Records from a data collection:
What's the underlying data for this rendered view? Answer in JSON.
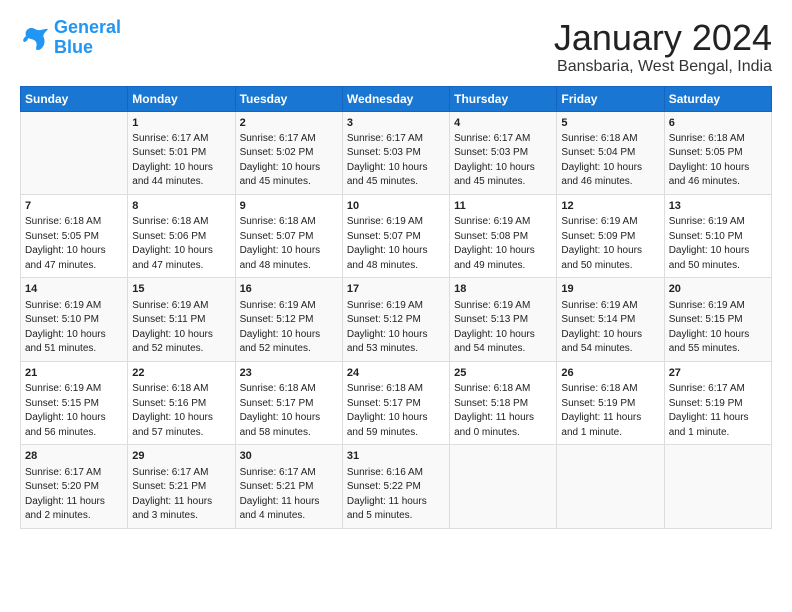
{
  "logo": {
    "line1": "General",
    "line2": "Blue"
  },
  "title": "January 2024",
  "subtitle": "Bansbaria, West Bengal, India",
  "headers": [
    "Sunday",
    "Monday",
    "Tuesday",
    "Wednesday",
    "Thursday",
    "Friday",
    "Saturday"
  ],
  "weeks": [
    [
      {
        "day": "",
        "content": ""
      },
      {
        "day": "1",
        "content": "Sunrise: 6:17 AM\nSunset: 5:01 PM\nDaylight: 10 hours\nand 44 minutes."
      },
      {
        "day": "2",
        "content": "Sunrise: 6:17 AM\nSunset: 5:02 PM\nDaylight: 10 hours\nand 45 minutes."
      },
      {
        "day": "3",
        "content": "Sunrise: 6:17 AM\nSunset: 5:03 PM\nDaylight: 10 hours\nand 45 minutes."
      },
      {
        "day": "4",
        "content": "Sunrise: 6:17 AM\nSunset: 5:03 PM\nDaylight: 10 hours\nand 45 minutes."
      },
      {
        "day": "5",
        "content": "Sunrise: 6:18 AM\nSunset: 5:04 PM\nDaylight: 10 hours\nand 46 minutes."
      },
      {
        "day": "6",
        "content": "Sunrise: 6:18 AM\nSunset: 5:05 PM\nDaylight: 10 hours\nand 46 minutes."
      }
    ],
    [
      {
        "day": "7",
        "content": "Sunrise: 6:18 AM\nSunset: 5:05 PM\nDaylight: 10 hours\nand 47 minutes."
      },
      {
        "day": "8",
        "content": "Sunrise: 6:18 AM\nSunset: 5:06 PM\nDaylight: 10 hours\nand 47 minutes."
      },
      {
        "day": "9",
        "content": "Sunrise: 6:18 AM\nSunset: 5:07 PM\nDaylight: 10 hours\nand 48 minutes."
      },
      {
        "day": "10",
        "content": "Sunrise: 6:19 AM\nSunset: 5:07 PM\nDaylight: 10 hours\nand 48 minutes."
      },
      {
        "day": "11",
        "content": "Sunrise: 6:19 AM\nSunset: 5:08 PM\nDaylight: 10 hours\nand 49 minutes."
      },
      {
        "day": "12",
        "content": "Sunrise: 6:19 AM\nSunset: 5:09 PM\nDaylight: 10 hours\nand 50 minutes."
      },
      {
        "day": "13",
        "content": "Sunrise: 6:19 AM\nSunset: 5:10 PM\nDaylight: 10 hours\nand 50 minutes."
      }
    ],
    [
      {
        "day": "14",
        "content": "Sunrise: 6:19 AM\nSunset: 5:10 PM\nDaylight: 10 hours\nand 51 minutes."
      },
      {
        "day": "15",
        "content": "Sunrise: 6:19 AM\nSunset: 5:11 PM\nDaylight: 10 hours\nand 52 minutes."
      },
      {
        "day": "16",
        "content": "Sunrise: 6:19 AM\nSunset: 5:12 PM\nDaylight: 10 hours\nand 52 minutes."
      },
      {
        "day": "17",
        "content": "Sunrise: 6:19 AM\nSunset: 5:12 PM\nDaylight: 10 hours\nand 53 minutes."
      },
      {
        "day": "18",
        "content": "Sunrise: 6:19 AM\nSunset: 5:13 PM\nDaylight: 10 hours\nand 54 minutes."
      },
      {
        "day": "19",
        "content": "Sunrise: 6:19 AM\nSunset: 5:14 PM\nDaylight: 10 hours\nand 54 minutes."
      },
      {
        "day": "20",
        "content": "Sunrise: 6:19 AM\nSunset: 5:15 PM\nDaylight: 10 hours\nand 55 minutes."
      }
    ],
    [
      {
        "day": "21",
        "content": "Sunrise: 6:19 AM\nSunset: 5:15 PM\nDaylight: 10 hours\nand 56 minutes."
      },
      {
        "day": "22",
        "content": "Sunrise: 6:18 AM\nSunset: 5:16 PM\nDaylight: 10 hours\nand 57 minutes."
      },
      {
        "day": "23",
        "content": "Sunrise: 6:18 AM\nSunset: 5:17 PM\nDaylight: 10 hours\nand 58 minutes."
      },
      {
        "day": "24",
        "content": "Sunrise: 6:18 AM\nSunset: 5:17 PM\nDaylight: 10 hours\nand 59 minutes."
      },
      {
        "day": "25",
        "content": "Sunrise: 6:18 AM\nSunset: 5:18 PM\nDaylight: 11 hours\nand 0 minutes."
      },
      {
        "day": "26",
        "content": "Sunrise: 6:18 AM\nSunset: 5:19 PM\nDaylight: 11 hours\nand 1 minute."
      },
      {
        "day": "27",
        "content": "Sunrise: 6:17 AM\nSunset: 5:19 PM\nDaylight: 11 hours\nand 1 minute."
      }
    ],
    [
      {
        "day": "28",
        "content": "Sunrise: 6:17 AM\nSunset: 5:20 PM\nDaylight: 11 hours\nand 2 minutes."
      },
      {
        "day": "29",
        "content": "Sunrise: 6:17 AM\nSunset: 5:21 PM\nDaylight: 11 hours\nand 3 minutes."
      },
      {
        "day": "30",
        "content": "Sunrise: 6:17 AM\nSunset: 5:21 PM\nDaylight: 11 hours\nand 4 minutes."
      },
      {
        "day": "31",
        "content": "Sunrise: 6:16 AM\nSunset: 5:22 PM\nDaylight: 11 hours\nand 5 minutes."
      },
      {
        "day": "",
        "content": ""
      },
      {
        "day": "",
        "content": ""
      },
      {
        "day": "",
        "content": ""
      }
    ]
  ]
}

▶ **Exercise task**:
In the copy, include all records verbatim but no images.

▶ **The output**:
What's the underlying data for this rendered view? Answer in JSON.
{
  "logo": {
    "line1": "General",
    "line2": "Blue"
  },
  "title": "January 2024",
  "subtitle": "Bansbaria, West Bengal, India",
  "headers": [
    "Sunday",
    "Monday",
    "Tuesday",
    "Wednesday",
    "Thursday",
    "Friday",
    "Saturday"
  ],
  "weeks": [
    [
      {
        "day": "",
        "content": ""
      },
      {
        "day": "1",
        "content": "Sunrise: 6:17 AM\nSunset: 5:01 PM\nDaylight: 10 hours\nand 44 minutes."
      },
      {
        "day": "2",
        "content": "Sunrise: 6:17 AM\nSunset: 5:02 PM\nDaylight: 10 hours\nand 45 minutes."
      },
      {
        "day": "3",
        "content": "Sunrise: 6:17 AM\nSunset: 5:03 PM\nDaylight: 10 hours\nand 45 minutes."
      },
      {
        "day": "4",
        "content": "Sunrise: 6:17 AM\nSunset: 5:03 PM\nDaylight: 10 hours\nand 45 minutes."
      },
      {
        "day": "5",
        "content": "Sunrise: 6:18 AM\nSunset: 5:04 PM\nDaylight: 10 hours\nand 46 minutes."
      },
      {
        "day": "6",
        "content": "Sunrise: 6:18 AM\nSunset: 5:05 PM\nDaylight: 10 hours\nand 46 minutes."
      }
    ],
    [
      {
        "day": "7",
        "content": "Sunrise: 6:18 AM\nSunset: 5:05 PM\nDaylight: 10 hours\nand 47 minutes."
      },
      {
        "day": "8",
        "content": "Sunrise: 6:18 AM\nSunset: 5:06 PM\nDaylight: 10 hours\nand 47 minutes."
      },
      {
        "day": "9",
        "content": "Sunrise: 6:18 AM\nSunset: 5:07 PM\nDaylight: 10 hours\nand 48 minutes."
      },
      {
        "day": "10",
        "content": "Sunrise: 6:19 AM\nSunset: 5:07 PM\nDaylight: 10 hours\nand 48 minutes."
      },
      {
        "day": "11",
        "content": "Sunrise: 6:19 AM\nSunset: 5:08 PM\nDaylight: 10 hours\nand 49 minutes."
      },
      {
        "day": "12",
        "content": "Sunrise: 6:19 AM\nSunset: 5:09 PM\nDaylight: 10 hours\nand 50 minutes."
      },
      {
        "day": "13",
        "content": "Sunrise: 6:19 AM\nSunset: 5:10 PM\nDaylight: 10 hours\nand 50 minutes."
      }
    ],
    [
      {
        "day": "14",
        "content": "Sunrise: 6:19 AM\nSunset: 5:10 PM\nDaylight: 10 hours\nand 51 minutes."
      },
      {
        "day": "15",
        "content": "Sunrise: 6:19 AM\nSunset: 5:11 PM\nDaylight: 10 hours\nand 52 minutes."
      },
      {
        "day": "16",
        "content": "Sunrise: 6:19 AM\nSunset: 5:12 PM\nDaylight: 10 hours\nand 52 minutes."
      },
      {
        "day": "17",
        "content": "Sunrise: 6:19 AM\nSunset: 5:12 PM\nDaylight: 10 hours\nand 53 minutes."
      },
      {
        "day": "18",
        "content": "Sunrise: 6:19 AM\nSunset: 5:13 PM\nDaylight: 10 hours\nand 54 minutes."
      },
      {
        "day": "19",
        "content": "Sunrise: 6:19 AM\nSunset: 5:14 PM\nDaylight: 10 hours\nand 54 minutes."
      },
      {
        "day": "20",
        "content": "Sunrise: 6:19 AM\nSunset: 5:15 PM\nDaylight: 10 hours\nand 55 minutes."
      }
    ],
    [
      {
        "day": "21",
        "content": "Sunrise: 6:19 AM\nSunset: 5:15 PM\nDaylight: 10 hours\nand 56 minutes."
      },
      {
        "day": "22",
        "content": "Sunrise: 6:18 AM\nSunset: 5:16 PM\nDaylight: 10 hours\nand 57 minutes."
      },
      {
        "day": "23",
        "content": "Sunrise: 6:18 AM\nSunset: 5:17 PM\nDaylight: 10 hours\nand 58 minutes."
      },
      {
        "day": "24",
        "content": "Sunrise: 6:18 AM\nSunset: 5:17 PM\nDaylight: 10 hours\nand 59 minutes."
      },
      {
        "day": "25",
        "content": "Sunrise: 6:18 AM\nSunset: 5:18 PM\nDaylight: 11 hours\nand 0 minutes."
      },
      {
        "day": "26",
        "content": "Sunrise: 6:18 AM\nSunset: 5:19 PM\nDaylight: 11 hours\nand 1 minute."
      },
      {
        "day": "27",
        "content": "Sunrise: 6:17 AM\nSunset: 5:19 PM\nDaylight: 11 hours\nand 1 minute."
      }
    ],
    [
      {
        "day": "28",
        "content": "Sunrise: 6:17 AM\nSunset: 5:20 PM\nDaylight: 11 hours\nand 2 minutes."
      },
      {
        "day": "29",
        "content": "Sunrise: 6:17 AM\nSunset: 5:21 PM\nDaylight: 11 hours\nand 3 minutes."
      },
      {
        "day": "30",
        "content": "Sunrise: 6:17 AM\nSunset: 5:21 PM\nDaylight: 11 hours\nand 4 minutes."
      },
      {
        "day": "31",
        "content": "Sunrise: 6:16 AM\nSunset: 5:22 PM\nDaylight: 11 hours\nand 5 minutes."
      },
      {
        "day": "",
        "content": ""
      },
      {
        "day": "",
        "content": ""
      },
      {
        "day": "",
        "content": ""
      }
    ]
  ]
}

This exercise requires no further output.